WHAT THE TASK REQUIRES:
Repeat the data word for word. Do not include the pictures.

==== TASK MATERIAL

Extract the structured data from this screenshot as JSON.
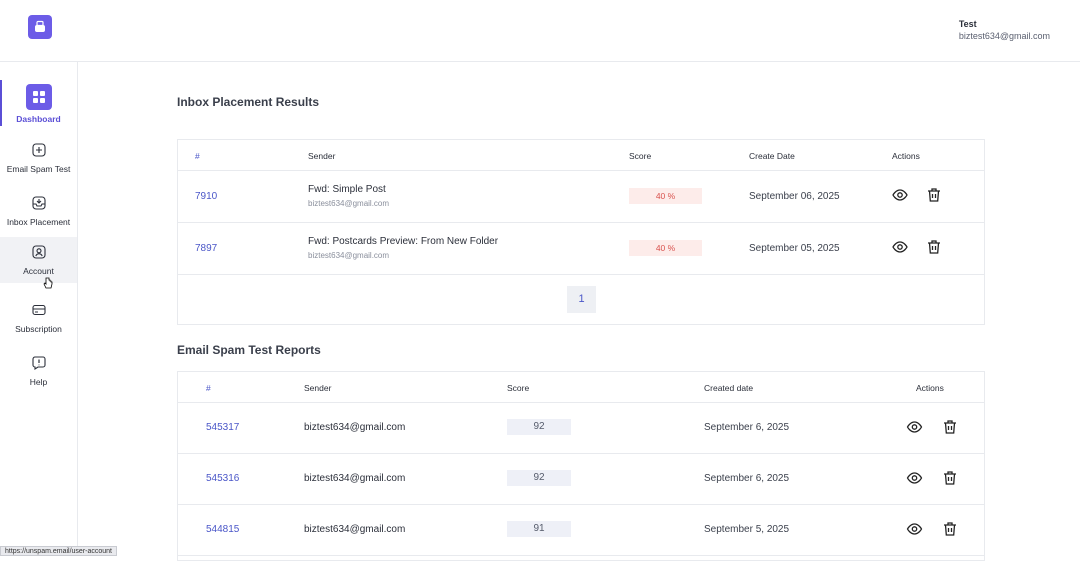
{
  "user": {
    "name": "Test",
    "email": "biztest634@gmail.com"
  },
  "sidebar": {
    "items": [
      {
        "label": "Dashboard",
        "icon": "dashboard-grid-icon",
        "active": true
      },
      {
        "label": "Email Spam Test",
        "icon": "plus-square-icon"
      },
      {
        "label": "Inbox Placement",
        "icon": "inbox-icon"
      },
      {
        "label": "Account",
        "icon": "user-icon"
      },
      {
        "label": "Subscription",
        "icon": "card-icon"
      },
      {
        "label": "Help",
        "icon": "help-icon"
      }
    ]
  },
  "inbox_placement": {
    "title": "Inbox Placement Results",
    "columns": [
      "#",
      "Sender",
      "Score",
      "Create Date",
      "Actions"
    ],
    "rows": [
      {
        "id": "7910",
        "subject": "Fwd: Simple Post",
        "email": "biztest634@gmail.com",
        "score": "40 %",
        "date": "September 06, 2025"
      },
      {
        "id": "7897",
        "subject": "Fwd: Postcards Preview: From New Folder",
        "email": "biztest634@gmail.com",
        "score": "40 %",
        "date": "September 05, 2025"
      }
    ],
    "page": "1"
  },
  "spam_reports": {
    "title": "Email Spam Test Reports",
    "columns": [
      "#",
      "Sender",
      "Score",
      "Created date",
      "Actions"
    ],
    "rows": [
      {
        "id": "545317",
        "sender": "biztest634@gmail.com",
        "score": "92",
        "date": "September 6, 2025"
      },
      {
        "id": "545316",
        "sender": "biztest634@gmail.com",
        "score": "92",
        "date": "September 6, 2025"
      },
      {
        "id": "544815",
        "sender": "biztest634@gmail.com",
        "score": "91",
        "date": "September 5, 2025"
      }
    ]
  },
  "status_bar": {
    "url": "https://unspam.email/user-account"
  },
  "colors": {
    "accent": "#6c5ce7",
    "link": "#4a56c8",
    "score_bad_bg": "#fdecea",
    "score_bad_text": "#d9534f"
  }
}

========

RESULT OF THE TASK:
Extract the structured data from this screenshot as JSON.
{
  "user": {
    "name": "Test",
    "email": "biztest634@gmail.com"
  },
  "sidebar": {
    "items": [
      {
        "label": "Dashboard",
        "icon": "dashboard-grid-icon",
        "active": true
      },
      {
        "label": "Email Spam Test",
        "icon": "plus-square-icon"
      },
      {
        "label": "Inbox Placement",
        "icon": "inbox-icon"
      },
      {
        "label": "Account",
        "icon": "user-icon"
      },
      {
        "label": "Subscription",
        "icon": "card-icon"
      },
      {
        "label": "Help",
        "icon": "help-icon"
      }
    ]
  },
  "inbox_placement": {
    "title": "Inbox Placement Results",
    "columns": [
      "#",
      "Sender",
      "Score",
      "Create Date",
      "Actions"
    ],
    "rows": [
      {
        "id": "7910",
        "subject": "Fwd: Simple Post",
        "email": "biztest634@gmail.com",
        "score": "40 %",
        "date": "September 06, 2025"
      },
      {
        "id": "7897",
        "subject": "Fwd: Postcards Preview: From New Folder",
        "email": "biztest634@gmail.com",
        "score": "40 %",
        "date": "September 05, 2025"
      }
    ],
    "page": "1"
  },
  "spam_reports": {
    "title": "Email Spam Test Reports",
    "columns": [
      "#",
      "Sender",
      "Score",
      "Created date",
      "Actions"
    ],
    "rows": [
      {
        "id": "545317",
        "sender": "biztest634@gmail.com",
        "score": "92",
        "date": "September 6, 2025"
      },
      {
        "id": "545316",
        "sender": "biztest634@gmail.com",
        "score": "92",
        "date": "September 6, 2025"
      },
      {
        "id": "544815",
        "sender": "biztest634@gmail.com",
        "score": "91",
        "date": "September 5, 2025"
      }
    ]
  },
  "status_bar": {
    "url": "https://unspam.email/user-account"
  },
  "colors": {
    "accent": "#6c5ce7",
    "link": "#4a56c8",
    "score_bad_bg": "#fdecea",
    "score_bad_text": "#d9534f"
  }
}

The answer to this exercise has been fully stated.